• _What is required_: Can all of these lines be returned exactly?

Dataset items:

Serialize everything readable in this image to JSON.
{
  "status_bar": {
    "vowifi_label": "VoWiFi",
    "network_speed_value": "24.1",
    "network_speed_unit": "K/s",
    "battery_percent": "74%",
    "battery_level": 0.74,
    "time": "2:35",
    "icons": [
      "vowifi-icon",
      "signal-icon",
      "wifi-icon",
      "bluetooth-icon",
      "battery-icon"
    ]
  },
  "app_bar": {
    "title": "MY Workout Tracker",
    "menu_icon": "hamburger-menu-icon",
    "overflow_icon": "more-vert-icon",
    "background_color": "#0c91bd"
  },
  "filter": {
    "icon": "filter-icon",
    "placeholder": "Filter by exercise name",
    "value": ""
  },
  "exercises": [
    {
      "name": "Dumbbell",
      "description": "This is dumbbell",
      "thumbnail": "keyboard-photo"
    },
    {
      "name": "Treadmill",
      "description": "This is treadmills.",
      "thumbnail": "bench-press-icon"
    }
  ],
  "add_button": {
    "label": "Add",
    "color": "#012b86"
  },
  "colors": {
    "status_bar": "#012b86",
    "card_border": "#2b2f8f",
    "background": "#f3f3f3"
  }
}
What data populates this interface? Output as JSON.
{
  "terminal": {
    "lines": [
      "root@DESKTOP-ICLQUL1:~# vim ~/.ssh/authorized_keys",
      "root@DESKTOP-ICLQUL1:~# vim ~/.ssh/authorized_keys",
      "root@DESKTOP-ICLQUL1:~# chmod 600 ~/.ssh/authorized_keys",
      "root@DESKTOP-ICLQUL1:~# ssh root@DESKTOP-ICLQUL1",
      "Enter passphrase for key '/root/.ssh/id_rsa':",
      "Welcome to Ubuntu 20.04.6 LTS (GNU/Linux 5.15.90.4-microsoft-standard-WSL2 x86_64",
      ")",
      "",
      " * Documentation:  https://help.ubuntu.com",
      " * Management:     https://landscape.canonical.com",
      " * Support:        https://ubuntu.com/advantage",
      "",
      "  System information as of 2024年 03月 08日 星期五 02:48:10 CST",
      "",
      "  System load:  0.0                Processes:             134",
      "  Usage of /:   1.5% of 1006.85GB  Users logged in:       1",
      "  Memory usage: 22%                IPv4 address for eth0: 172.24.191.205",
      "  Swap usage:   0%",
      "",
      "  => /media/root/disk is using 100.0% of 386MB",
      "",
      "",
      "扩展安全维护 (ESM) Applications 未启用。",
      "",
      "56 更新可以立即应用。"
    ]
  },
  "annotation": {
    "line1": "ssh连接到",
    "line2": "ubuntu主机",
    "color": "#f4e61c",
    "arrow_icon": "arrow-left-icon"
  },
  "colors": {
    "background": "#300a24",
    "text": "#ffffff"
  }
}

• _Response to this exercise_:
Serialize everything readable in this image to JSON.
{
  "status_bar": {
    "vowifi_label": "VoWiFi",
    "network_speed_value": "24.1",
    "network_speed_unit": "K/s",
    "battery_percent": "74%",
    "battery_level": 0.74,
    "time": "2:35",
    "icons": [
      "vowifi-icon",
      "signal-icon",
      "wifi-icon",
      "bluetooth-icon",
      "battery-icon"
    ]
  },
  "app_bar": {
    "title": "MY Workout Tracker",
    "menu_icon": "hamburger-menu-icon",
    "overflow_icon": "more-vert-icon",
    "background_color": "#0c91bd"
  },
  "filter": {
    "icon": "filter-icon",
    "placeholder": "Filter by exercise name",
    "value": ""
  },
  "exercises": [
    {
      "name": "Dumbbell",
      "description": "This is dumbbell",
      "thumbnail": "keyboard-photo"
    },
    {
      "name": "Treadmill",
      "description": "This is treadmills.",
      "thumbnail": "bench-press-icon"
    }
  ],
  "add_button": {
    "label": "Add",
    "color": "#012b86"
  },
  "colors": {
    "status_bar": "#012b86",
    "card_border": "#2b2f8f",
    "background": "#f3f3f3"
  }
}
What data populates this interface? Output as JSON.
{
  "terminal": {
    "lines": [
      "root@DESKTOP-ICLQUL1:~# vim ~/.ssh/authorized_keys",
      "root@DESKTOP-ICLQUL1:~# vim ~/.ssh/authorized_keys",
      "root@DESKTOP-ICLQUL1:~# chmod 600 ~/.ssh/authorized_keys",
      "root@DESKTOP-ICLQUL1:~# ssh root@DESKTOP-ICLQUL1",
      "Enter passphrase for key '/root/.ssh/id_rsa':",
      "Welcome to Ubuntu 20.04.6 LTS (GNU/Linux 5.15.90.4-microsoft-standard-WSL2 x86_64",
      ")",
      "",
      " * Documentation:  https://help.ubuntu.com",
      " * Management:     https://landscape.canonical.com",
      " * Support:        https://ubuntu.com/advantage",
      "",
      "  System information as of 2024年 03月 08日 星期五 02:48:10 CST",
      "",
      "  System load:  0.0                Processes:             134",
      "  Usage of /:   1.5% of 1006.85GB  Users logged in:       1",
      "  Memory usage: 22%                IPv4 address for eth0: 172.24.191.205",
      "  Swap usage:   0%",
      "",
      "  => /media/root/disk is using 100.0% of 386MB",
      "",
      "",
      "扩展安全维护 (ESM) Applications 未启用。",
      "",
      "56 更新可以立即应用。"
    ]
  },
  "annotation": {
    "line1": "ssh连接到",
    "line2": "ubuntu主机",
    "color": "#f4e61c",
    "arrow_icon": "arrow-left-icon"
  },
  "colors": {
    "background": "#300a24",
    "text": "#ffffff"
  }
}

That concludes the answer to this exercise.